> Dataset items
— Start —
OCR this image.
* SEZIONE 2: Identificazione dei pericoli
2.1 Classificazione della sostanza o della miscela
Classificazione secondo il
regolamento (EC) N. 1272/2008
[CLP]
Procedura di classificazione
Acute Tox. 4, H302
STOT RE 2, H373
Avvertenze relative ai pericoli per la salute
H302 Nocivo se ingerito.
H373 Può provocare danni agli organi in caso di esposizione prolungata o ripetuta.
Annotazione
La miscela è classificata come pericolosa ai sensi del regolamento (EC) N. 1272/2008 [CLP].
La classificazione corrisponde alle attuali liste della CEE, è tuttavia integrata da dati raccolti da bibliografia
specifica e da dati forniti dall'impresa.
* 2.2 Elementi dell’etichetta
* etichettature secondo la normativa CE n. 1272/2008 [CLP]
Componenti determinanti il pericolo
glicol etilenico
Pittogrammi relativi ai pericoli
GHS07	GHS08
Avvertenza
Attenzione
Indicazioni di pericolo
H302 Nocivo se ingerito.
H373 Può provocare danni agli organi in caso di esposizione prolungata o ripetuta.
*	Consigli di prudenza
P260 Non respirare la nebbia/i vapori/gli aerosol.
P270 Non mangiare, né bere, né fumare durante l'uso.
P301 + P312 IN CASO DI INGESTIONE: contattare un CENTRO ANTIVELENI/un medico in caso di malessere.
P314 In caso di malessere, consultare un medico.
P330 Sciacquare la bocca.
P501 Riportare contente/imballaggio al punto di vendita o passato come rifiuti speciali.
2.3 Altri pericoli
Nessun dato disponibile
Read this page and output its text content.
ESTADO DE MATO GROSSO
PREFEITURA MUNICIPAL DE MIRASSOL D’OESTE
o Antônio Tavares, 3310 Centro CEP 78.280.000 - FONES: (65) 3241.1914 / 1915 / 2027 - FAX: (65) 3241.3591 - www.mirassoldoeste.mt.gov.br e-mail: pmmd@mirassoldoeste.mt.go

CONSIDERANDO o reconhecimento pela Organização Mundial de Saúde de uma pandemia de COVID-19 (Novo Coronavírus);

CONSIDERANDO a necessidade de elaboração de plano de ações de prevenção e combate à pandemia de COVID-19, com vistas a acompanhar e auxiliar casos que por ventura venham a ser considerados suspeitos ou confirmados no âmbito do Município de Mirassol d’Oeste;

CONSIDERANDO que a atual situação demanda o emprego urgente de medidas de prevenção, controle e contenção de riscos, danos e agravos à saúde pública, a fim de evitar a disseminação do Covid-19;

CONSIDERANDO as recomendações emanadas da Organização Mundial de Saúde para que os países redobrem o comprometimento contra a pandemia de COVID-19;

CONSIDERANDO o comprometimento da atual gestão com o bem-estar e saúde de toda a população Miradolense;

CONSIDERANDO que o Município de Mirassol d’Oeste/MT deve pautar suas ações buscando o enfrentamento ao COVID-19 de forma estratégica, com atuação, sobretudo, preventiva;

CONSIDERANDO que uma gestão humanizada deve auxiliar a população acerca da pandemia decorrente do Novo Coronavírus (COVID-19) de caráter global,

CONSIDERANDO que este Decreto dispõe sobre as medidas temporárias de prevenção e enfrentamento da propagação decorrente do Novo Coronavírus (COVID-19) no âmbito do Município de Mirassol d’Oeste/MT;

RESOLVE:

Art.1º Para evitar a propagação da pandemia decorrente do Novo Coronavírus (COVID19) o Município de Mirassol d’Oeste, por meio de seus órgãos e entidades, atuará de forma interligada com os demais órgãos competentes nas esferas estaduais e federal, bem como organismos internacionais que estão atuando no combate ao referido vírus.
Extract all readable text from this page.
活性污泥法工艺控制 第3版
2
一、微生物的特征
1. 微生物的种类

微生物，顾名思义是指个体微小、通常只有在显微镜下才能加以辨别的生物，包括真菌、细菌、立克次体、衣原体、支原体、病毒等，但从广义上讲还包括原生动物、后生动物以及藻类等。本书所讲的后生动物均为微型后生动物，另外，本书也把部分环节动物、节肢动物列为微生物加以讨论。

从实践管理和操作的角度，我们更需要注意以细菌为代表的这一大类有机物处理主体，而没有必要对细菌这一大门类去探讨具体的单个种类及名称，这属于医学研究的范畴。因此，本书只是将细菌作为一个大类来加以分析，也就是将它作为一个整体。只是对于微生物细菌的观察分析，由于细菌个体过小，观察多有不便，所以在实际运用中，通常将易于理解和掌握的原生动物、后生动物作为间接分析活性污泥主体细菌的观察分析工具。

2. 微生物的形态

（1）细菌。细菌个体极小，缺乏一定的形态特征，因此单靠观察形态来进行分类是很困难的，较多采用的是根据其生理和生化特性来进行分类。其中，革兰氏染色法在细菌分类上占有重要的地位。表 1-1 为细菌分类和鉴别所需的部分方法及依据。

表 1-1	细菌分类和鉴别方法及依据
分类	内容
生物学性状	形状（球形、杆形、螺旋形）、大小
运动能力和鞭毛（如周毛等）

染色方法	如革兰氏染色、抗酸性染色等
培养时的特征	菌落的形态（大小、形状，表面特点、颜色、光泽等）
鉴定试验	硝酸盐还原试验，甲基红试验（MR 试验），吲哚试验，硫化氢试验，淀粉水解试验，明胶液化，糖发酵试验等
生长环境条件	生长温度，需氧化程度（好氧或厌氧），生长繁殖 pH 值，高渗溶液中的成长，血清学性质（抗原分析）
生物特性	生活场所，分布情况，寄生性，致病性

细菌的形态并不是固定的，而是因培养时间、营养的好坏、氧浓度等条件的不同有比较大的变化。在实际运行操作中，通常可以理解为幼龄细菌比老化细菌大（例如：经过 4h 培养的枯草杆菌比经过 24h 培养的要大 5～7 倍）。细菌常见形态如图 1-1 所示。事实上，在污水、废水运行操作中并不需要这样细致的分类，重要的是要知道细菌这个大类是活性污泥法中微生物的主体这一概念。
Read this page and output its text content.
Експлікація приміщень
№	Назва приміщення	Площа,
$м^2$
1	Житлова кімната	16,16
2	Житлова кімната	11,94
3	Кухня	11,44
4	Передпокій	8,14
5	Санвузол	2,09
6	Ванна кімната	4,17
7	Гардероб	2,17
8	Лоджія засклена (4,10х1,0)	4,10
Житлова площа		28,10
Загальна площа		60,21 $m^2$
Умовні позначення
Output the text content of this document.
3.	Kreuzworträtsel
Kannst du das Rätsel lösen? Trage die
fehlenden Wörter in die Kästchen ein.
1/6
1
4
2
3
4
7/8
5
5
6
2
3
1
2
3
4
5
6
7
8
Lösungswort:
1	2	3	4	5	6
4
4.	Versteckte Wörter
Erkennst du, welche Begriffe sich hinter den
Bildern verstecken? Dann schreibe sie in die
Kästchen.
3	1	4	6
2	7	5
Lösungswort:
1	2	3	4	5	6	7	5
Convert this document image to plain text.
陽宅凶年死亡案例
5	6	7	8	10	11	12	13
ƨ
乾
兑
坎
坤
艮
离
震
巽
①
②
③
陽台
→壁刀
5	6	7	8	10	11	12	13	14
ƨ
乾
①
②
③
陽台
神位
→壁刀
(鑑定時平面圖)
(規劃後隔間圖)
— End —
> WHAT YOU ARE ASKED TO DO
Each line must be given again exactly as written above.

> EXERCISE OUTPUT
OCR this image.
* SEZIONE 2: Identificazione dei pericoli
2.1 Classificazione della sostanza o della miscela
Classificazione secondo il
regolamento (EC) N. 1272/2008
[CLP]
Procedura di classificazione
Acute Tox. 4, H302
STOT RE 2, H373
Avvertenze relative ai pericoli per la salute
H302 Nocivo se ingerito.
H373 Può provocare danni agli organi in caso di esposizione prolungata o ripetuta.
Annotazione
La miscela è classificata come pericolosa ai sensi del regolamento (EC) N. 1272/2008 [CLP].
La classificazione corrisponde alle attuali liste della CEE, è tuttavia integrata da dati raccolti da bibliografia
specifica e da dati forniti dall'impresa.
* 2.2 Elementi dell’etichetta
* etichettature secondo la normativa CE n. 1272/2008 [CLP]
Componenti determinanti il pericolo
glicol etilenico
Pittogrammi relativi ai pericoli
GHS07	GHS08
Avvertenza
Attenzione
Indicazioni di pericolo
H302 Nocivo se ingerito.
H373 Può provocare danni agli organi in caso di esposizione prolungata o ripetuta.
*	Consigli di prudenza
P260 Non respirare la nebbia/i vapori/gli aerosol.
P270 Non mangiare, né bere, né fumare durante l'uso.
P301 + P312 IN CASO DI INGESTIONE: contattare un CENTRO ANTIVELENI/un medico in caso di malessere.
P314 In caso di malessere, consultare un medico.
P330 Sciacquare la bocca.
P501 Riportare contente/imballaggio al punto di vendita o passato come rifiuti speciali.
2.3 Altri pericoli
Nessun dato disponibile
Read this page and output its text content.
ESTADO DE MATO GROSSO
PREFEITURA MUNICIPAL DE MIRASSOL D’OESTE
o Antônio Tavares, 3310 Centro CEP 78.280.000 - FONES: (65) 3241.1914 / 1915 / 2027 - FAX: (65) 3241.3591 - www.mirassoldoeste.mt.gov.br e-mail: pmmd@mirassoldoeste.mt.go

CONSIDERANDO o reconhecimento pela Organização Mundial de Saúde de uma pandemia de COVID-19 (Novo Coronavírus);

CONSIDERANDO a necessidade de elaboração de plano de ações de prevenção e combate à pandemia de COVID-19, com vistas a acompanhar e auxiliar casos que por ventura venham a ser considerados suspeitos ou confirmados no âmbito do Município de Mirassol d’Oeste;

CONSIDERANDO que a atual situação demanda o emprego urgente de medidas de prevenção, controle e contenção de riscos, danos e agravos à saúde pública, a fim de evitar a disseminação do Covid-19;

CONSIDERANDO as recomendações emanadas da Organização Mundial de Saúde para que os países redobrem o comprometimento contra a pandemia de COVID-19;

CONSIDERANDO o comprometimento da atual gestão com o bem-estar e saúde de toda a população Miradolense;

CONSIDERANDO que o Município de Mirassol d’Oeste/MT deve pautar suas ações buscando o enfrentamento ao COVID-19 de forma estratégica, com atuação, sobretudo, preventiva;

CONSIDERANDO que uma gestão humanizada deve auxiliar a população acerca da pandemia decorrente do Novo Coronavírus (COVID-19) de caráter global,

CONSIDERANDO que este Decreto dispõe sobre as medidas temporárias de prevenção e enfrentamento da propagação decorrente do Novo Coronavírus (COVID-19) no âmbito do Município de Mirassol d’Oeste/MT;

RESOLVE:

Art.1º Para evitar a propagação da pandemia decorrente do Novo Coronavírus (COVID19) o Município de Mirassol d’Oeste, por meio de seus órgãos e entidades, atuará de forma interligada com os demais órgãos competentes nas esferas estaduais e federal, bem como organismos internacionais que estão atuando no combate ao referido vírus.
Extract all readable text from this page.
活性污泥法工艺控制 第3版
2
一、微生物的特征
1. 微生物的种类

微生物，顾名思义是指个体微小、通常只有在显微镜下才能加以辨别的生物，包括真菌、细菌、立克次体、衣原体、支原体、病毒等，但从广义上讲还包括原生动物、后生动物以及藻类等。本书所讲的后生动物均为微型后生动物，另外，本书也把部分环节动物、节肢动物列为微生物加以讨论。

从实践管理和操作的角度，我们更需要注意以细菌为代表的这一大类有机物处理主体，而没有必要对细菌这一大门类去探讨具体的单个种类及名称，这属于医学研究的范畴。因此，本书只是将细菌作为一个大类来加以分析，也就是将它作为一个整体。只是对于微生物细菌的观察分析，由于细菌个体过小，观察多有不便，所以在实际运用中，通常将易于理解和掌握的原生动物、后生动物作为间接分析活性污泥主体细菌的观察分析工具。

2. 微生物的形态

（1）细菌。细菌个体极小，缺乏一定的形态特征，因此单靠观察形态来进行分类是很困难的，较多采用的是根据其生理和生化特性来进行分类。其中，革兰氏染色法在细菌分类上占有重要的地位。表 1-1 为细菌分类和鉴别所需的部分方法及依据。

表 1-1	细菌分类和鉴别方法及依据
分类	内容
生物学性状	形状（球形、杆形、螺旋形）、大小
运动能力和鞭毛（如周毛等）

染色方法	如革兰氏染色、抗酸性染色等
培养时的特征	菌落的形态（大小、形状，表面特点、颜色、光泽等）
鉴定试验	硝酸盐还原试验，甲基红试验（MR 试验），吲哚试验，硫化氢试验，淀粉水解试验，明胶液化，糖发酵试验等
生长环境条件	生长温度，需氧化程度（好氧或厌氧），生长繁殖 pH 值，高渗溶液中的成长，血清学性质（抗原分析）
生物特性	生活场所，分布情况，寄生性，致病性

细菌的形态并不是固定的，而是因培养时间、营养的好坏、氧浓度等条件的不同有比较大的变化。在实际运行操作中，通常可以理解为幼龄细菌比老化细菌大（例如：经过 4h 培养的枯草杆菌比经过 24h 培养的要大 5～7 倍）。细菌常见形态如图 1-1 所示。事实上，在污水、废水运行操作中并不需要这样细致的分类，重要的是要知道细菌这个大类是活性污泥法中微生物的主体这一概念。
Read this page and output its text content.
Експлікація приміщень
№	Назва приміщення	Площа,
$м^2$
1	Житлова кімната	16,16
2	Житлова кімната	11,94
3	Кухня	11,44
4	Передпокій	8,14
5	Санвузол	2,09
6	Ванна кімната	4,17
7	Гардероб	2,17
8	Лоджія засклена (4,10х1,0)	4,10
Житлова площа		28,10
Загальна площа		60,21 $m^2$
Умовні позначення
Output the text content of this document.
3.	Kreuzworträtsel
Kannst du das Rätsel lösen? Trage die
fehlenden Wörter in die Kästchen ein.
1/6
1
4
2
3
4
7/8
5
5
6
2
3
1
2
3
4
5
6
7
8
Lösungswort:
1	2	3	4	5	6
4
4.	Versteckte Wörter
Erkennst du, welche Begriffe sich hinter den
Bildern verstecken? Dann schreibe sie in die
Kästchen.
3	1	4	6
2	7	5
Lösungswort:
1	2	3	4	5	6	7	5
Convert this document image to plain text.
陽宅凶年死亡案例
5	6	7	8	10	11	12	13
ƨ
乾
兑
坎
坤
艮
离
震
巽
①
②
③
陽台
→壁刀
5	6	7	8	10	11	12	13	14
ƨ
乾
①
②
③
陽台
神位
→壁刀
(鑑定時平面圖)
(規劃後隔間圖)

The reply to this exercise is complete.